[begin Data to process]
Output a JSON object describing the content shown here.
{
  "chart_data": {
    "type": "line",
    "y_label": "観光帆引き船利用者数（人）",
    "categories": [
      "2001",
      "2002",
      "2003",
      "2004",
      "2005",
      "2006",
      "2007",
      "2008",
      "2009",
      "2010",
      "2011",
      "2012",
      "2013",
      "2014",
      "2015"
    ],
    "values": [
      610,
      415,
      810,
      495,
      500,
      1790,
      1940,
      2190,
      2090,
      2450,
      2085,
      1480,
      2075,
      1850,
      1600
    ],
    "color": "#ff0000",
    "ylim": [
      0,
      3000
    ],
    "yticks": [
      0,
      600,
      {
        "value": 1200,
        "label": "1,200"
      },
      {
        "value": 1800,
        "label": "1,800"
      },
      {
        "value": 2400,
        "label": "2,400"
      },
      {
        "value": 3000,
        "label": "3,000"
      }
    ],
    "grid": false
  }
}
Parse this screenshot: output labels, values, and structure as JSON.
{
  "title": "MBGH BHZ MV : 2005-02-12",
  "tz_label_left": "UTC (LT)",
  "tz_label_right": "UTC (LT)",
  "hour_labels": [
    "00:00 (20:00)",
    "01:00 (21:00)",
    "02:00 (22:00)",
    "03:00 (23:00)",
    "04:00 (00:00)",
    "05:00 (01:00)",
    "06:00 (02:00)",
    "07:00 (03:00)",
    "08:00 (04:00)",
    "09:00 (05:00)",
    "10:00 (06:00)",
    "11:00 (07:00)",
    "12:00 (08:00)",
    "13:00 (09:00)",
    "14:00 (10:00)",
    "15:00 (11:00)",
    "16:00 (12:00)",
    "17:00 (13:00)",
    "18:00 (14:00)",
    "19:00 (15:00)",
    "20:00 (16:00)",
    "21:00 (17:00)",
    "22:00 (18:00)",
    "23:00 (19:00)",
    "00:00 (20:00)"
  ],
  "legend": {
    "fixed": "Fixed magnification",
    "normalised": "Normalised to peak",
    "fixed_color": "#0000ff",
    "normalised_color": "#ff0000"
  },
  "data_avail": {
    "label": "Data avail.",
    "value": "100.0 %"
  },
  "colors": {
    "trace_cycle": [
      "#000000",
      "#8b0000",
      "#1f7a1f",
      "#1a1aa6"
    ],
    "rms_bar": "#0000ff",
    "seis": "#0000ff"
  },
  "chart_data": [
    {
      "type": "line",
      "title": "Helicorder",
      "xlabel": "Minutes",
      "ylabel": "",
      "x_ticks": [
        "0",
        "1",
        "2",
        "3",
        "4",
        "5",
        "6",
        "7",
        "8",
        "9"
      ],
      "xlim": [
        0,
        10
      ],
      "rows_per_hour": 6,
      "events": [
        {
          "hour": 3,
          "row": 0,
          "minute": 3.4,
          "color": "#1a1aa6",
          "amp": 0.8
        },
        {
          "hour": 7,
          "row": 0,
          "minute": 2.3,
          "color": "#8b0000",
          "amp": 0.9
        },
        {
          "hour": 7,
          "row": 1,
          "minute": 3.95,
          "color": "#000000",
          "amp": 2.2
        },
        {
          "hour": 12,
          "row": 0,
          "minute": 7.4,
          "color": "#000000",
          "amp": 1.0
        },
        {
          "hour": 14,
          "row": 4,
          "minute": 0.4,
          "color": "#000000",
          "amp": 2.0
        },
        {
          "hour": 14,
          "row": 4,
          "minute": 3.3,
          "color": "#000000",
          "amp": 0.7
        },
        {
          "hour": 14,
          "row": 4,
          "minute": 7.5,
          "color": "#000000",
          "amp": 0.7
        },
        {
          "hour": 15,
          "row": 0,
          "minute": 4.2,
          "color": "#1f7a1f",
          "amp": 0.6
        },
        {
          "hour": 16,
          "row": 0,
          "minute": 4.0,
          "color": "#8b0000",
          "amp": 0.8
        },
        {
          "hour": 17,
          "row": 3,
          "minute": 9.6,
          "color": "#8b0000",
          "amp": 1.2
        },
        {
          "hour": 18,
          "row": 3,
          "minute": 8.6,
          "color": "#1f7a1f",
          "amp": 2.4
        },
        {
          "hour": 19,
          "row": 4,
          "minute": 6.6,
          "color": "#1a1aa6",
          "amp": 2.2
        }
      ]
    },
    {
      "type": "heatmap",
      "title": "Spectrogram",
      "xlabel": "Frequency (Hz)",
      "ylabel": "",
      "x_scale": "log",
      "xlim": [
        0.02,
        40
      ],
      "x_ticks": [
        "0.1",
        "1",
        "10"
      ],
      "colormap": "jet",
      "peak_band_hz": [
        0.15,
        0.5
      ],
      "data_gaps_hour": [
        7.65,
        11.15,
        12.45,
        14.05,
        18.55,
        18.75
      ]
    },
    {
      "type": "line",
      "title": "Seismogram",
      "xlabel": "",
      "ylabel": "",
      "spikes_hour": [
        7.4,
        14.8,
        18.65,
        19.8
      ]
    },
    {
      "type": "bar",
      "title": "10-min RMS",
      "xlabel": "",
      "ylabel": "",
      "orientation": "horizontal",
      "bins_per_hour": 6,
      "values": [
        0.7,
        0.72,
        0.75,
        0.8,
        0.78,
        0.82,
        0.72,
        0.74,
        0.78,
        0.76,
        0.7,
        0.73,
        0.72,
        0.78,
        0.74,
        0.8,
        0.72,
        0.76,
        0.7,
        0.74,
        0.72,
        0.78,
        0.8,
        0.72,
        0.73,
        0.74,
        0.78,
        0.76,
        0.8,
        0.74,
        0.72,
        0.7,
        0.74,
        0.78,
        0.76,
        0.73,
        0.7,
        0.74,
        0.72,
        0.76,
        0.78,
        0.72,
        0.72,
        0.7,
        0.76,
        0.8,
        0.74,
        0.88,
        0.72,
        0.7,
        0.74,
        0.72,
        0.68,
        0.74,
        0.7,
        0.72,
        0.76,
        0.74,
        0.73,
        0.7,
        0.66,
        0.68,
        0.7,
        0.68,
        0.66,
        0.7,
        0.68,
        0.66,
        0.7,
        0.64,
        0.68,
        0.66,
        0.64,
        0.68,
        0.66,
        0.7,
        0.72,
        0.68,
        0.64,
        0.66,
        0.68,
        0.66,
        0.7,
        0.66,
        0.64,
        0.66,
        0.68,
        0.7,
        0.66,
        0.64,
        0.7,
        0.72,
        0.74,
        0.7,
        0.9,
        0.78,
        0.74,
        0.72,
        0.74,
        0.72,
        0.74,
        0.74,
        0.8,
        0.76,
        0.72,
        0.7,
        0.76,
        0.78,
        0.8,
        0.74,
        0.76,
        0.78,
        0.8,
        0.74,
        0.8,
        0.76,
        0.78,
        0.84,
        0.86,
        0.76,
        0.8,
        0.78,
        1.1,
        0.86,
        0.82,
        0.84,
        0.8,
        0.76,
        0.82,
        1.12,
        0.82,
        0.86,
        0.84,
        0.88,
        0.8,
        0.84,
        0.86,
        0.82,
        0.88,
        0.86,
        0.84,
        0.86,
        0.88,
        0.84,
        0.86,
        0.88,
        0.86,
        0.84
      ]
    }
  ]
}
[end Data to process]
• [Task brief]: Take the lines above and retype all of them exactly.

• [Final answer]:
Output a JSON object describing the content shown here.
{
  "chart_data": {
    "type": "line",
    "y_label": "観光帆引き船利用者数（人）",
    "categories": [
      "2001",
      "2002",
      "2003",
      "2004",
      "2005",
      "2006",
      "2007",
      "2008",
      "2009",
      "2010",
      "2011",
      "2012",
      "2013",
      "2014",
      "2015"
    ],
    "values": [
      610,
      415,
      810,
      495,
      500,
      1790,
      1940,
      2190,
      2090,
      2450,
      2085,
      1480,
      2075,
      1850,
      1600
    ],
    "color": "#ff0000",
    "ylim": [
      0,
      3000
    ],
    "yticks": [
      0,
      600,
      {
        "value": 1200,
        "label": "1,200"
      },
      {
        "value": 1800,
        "label": "1,800"
      },
      {
        "value": 2400,
        "label": "2,400"
      },
      {
        "value": 3000,
        "label": "3,000"
      }
    ],
    "grid": false
  }
}
Parse this screenshot: output labels, values, and structure as JSON.
{
  "title": "MBGH BHZ MV : 2005-02-12",
  "tz_label_left": "UTC (LT)",
  "tz_label_right": "UTC (LT)",
  "hour_labels": [
    "00:00 (20:00)",
    "01:00 (21:00)",
    "02:00 (22:00)",
    "03:00 (23:00)",
    "04:00 (00:00)",
    "05:00 (01:00)",
    "06:00 (02:00)",
    "07:00 (03:00)",
    "08:00 (04:00)",
    "09:00 (05:00)",
    "10:00 (06:00)",
    "11:00 (07:00)",
    "12:00 (08:00)",
    "13:00 (09:00)",
    "14:00 (10:00)",
    "15:00 (11:00)",
    "16:00 (12:00)",
    "17:00 (13:00)",
    "18:00 (14:00)",
    "19:00 (15:00)",
    "20:00 (16:00)",
    "21:00 (17:00)",
    "22:00 (18:00)",
    "23:00 (19:00)",
    "00:00 (20:00)"
  ],
  "legend": {
    "fixed": "Fixed magnification",
    "normalised": "Normalised to peak",
    "fixed_color": "#0000ff",
    "normalised_color": "#ff0000"
  },
  "data_avail": {
    "label": "Data avail.",
    "value": "100.0 %"
  },
  "colors": {
    "trace_cycle": [
      "#000000",
      "#8b0000",
      "#1f7a1f",
      "#1a1aa6"
    ],
    "rms_bar": "#0000ff",
    "seis": "#0000ff"
  },
  "chart_data": [
    {
      "type": "line",
      "title": "Helicorder",
      "xlabel": "Minutes",
      "ylabel": "",
      "x_ticks": [
        "0",
        "1",
        "2",
        "3",
        "4",
        "5",
        "6",
        "7",
        "8",
        "9"
      ],
      "xlim": [
        0,
        10
      ],
      "rows_per_hour": 6,
      "events": [
        {
          "hour": 3,
          "row": 0,
          "minute": 3.4,
          "color": "#1a1aa6",
          "amp": 0.8
        },
        {
          "hour": 7,
          "row": 0,
          "minute": 2.3,
          "color": "#8b0000",
          "amp": 0.9
        },
        {
          "hour": 7,
          "row": 1,
          "minute": 3.95,
          "color": "#000000",
          "amp": 2.2
        },
        {
          "hour": 12,
          "row": 0,
          "minute": 7.4,
          "color": "#000000",
          "amp": 1.0
        },
        {
          "hour": 14,
          "row": 4,
          "minute": 0.4,
          "color": "#000000",
          "amp": 2.0
        },
        {
          "hour": 14,
          "row": 4,
          "minute": 3.3,
          "color": "#000000",
          "amp": 0.7
        },
        {
          "hour": 14,
          "row": 4,
          "minute": 7.5,
          "color": "#000000",
          "amp": 0.7
        },
        {
          "hour": 15,
          "row": 0,
          "minute": 4.2,
          "color": "#1f7a1f",
          "amp": 0.6
        },
        {
          "hour": 16,
          "row": 0,
          "minute": 4.0,
          "color": "#8b0000",
          "amp": 0.8
        },
        {
          "hour": 17,
          "row": 3,
          "minute": 9.6,
          "color": "#8b0000",
          "amp": 1.2
        },
        {
          "hour": 18,
          "row": 3,
          "minute": 8.6,
          "color": "#1f7a1f",
          "amp": 2.4
        },
        {
          "hour": 19,
          "row": 4,
          "minute": 6.6,
          "color": "#1a1aa6",
          "amp": 2.2
        }
      ]
    },
    {
      "type": "heatmap",
      "title": "Spectrogram",
      "xlabel": "Frequency (Hz)",
      "ylabel": "",
      "x_scale": "log",
      "xlim": [
        0.02,
        40
      ],
      "x_ticks": [
        "0.1",
        "1",
        "10"
      ],
      "colormap": "jet",
      "peak_band_hz": [
        0.15,
        0.5
      ],
      "data_gaps_hour": [
        7.65,
        11.15,
        12.45,
        14.05,
        18.55,
        18.75
      ]
    },
    {
      "type": "line",
      "title": "Seismogram",
      "xlabel": "",
      "ylabel": "",
      "spikes_hour": [
        7.4,
        14.8,
        18.65,
        19.8
      ]
    },
    {
      "type": "bar",
      "title": "10-min RMS",
      "xlabel": "",
      "ylabel": "",
      "orientation": "horizontal",
      "bins_per_hour": 6,
      "values": [
        0.7,
        0.72,
        0.75,
        0.8,
        0.78,
        0.82,
        0.72,
        0.74,
        0.78,
        0.76,
        0.7,
        0.73,
        0.72,
        0.78,
        0.74,
        0.8,
        0.72,
        0.76,
        0.7,
        0.74,
        0.72,
        0.78,
        0.8,
        0.72,
        0.73,
        0.74,
        0.78,
        0.76,
        0.8,
        0.74,
        0.72,
        0.7,
        0.74,
        0.78,
        0.76,
        0.73,
        0.7,
        0.74,
        0.72,
        0.76,
        0.78,
        0.72,
        0.72,
        0.7,
        0.76,
        0.8,
        0.74,
        0.88,
        0.72,
        0.7,
        0.74,
        0.72,
        0.68,
        0.74,
        0.7,
        0.72,
        0.76,
        0.74,
        0.73,
        0.7,
        0.66,
        0.68,
        0.7,
        0.68,
        0.66,
        0.7,
        0.68,
        0.66,
        0.7,
        0.64,
        0.68,
        0.66,
        0.64,
        0.68,
        0.66,
        0.7,
        0.72,
        0.68,
        0.64,
        0.66,
        0.68,
        0.66,
        0.7,
        0.66,
        0.64,
        0.66,
        0.68,
        0.7,
        0.66,
        0.64,
        0.7,
        0.72,
        0.74,
        0.7,
        0.9,
        0.78,
        0.74,
        0.72,
        0.74,
        0.72,
        0.74,
        0.74,
        0.8,
        0.76,
        0.72,
        0.7,
        0.76,
        0.78,
        0.8,
        0.74,
        0.76,
        0.78,
        0.8,
        0.74,
        0.8,
        0.76,
        0.78,
        0.84,
        0.86,
        0.76,
        0.8,
        0.78,
        1.1,
        0.86,
        0.82,
        0.84,
        0.8,
        0.76,
        0.82,
        1.12,
        0.82,
        0.86,
        0.84,
        0.88,
        0.8,
        0.84,
        0.86,
        0.82,
        0.88,
        0.86,
        0.84,
        0.86,
        0.88,
        0.84,
        0.86,
        0.88,
        0.86,
        0.84
      ]
    }
  ]
}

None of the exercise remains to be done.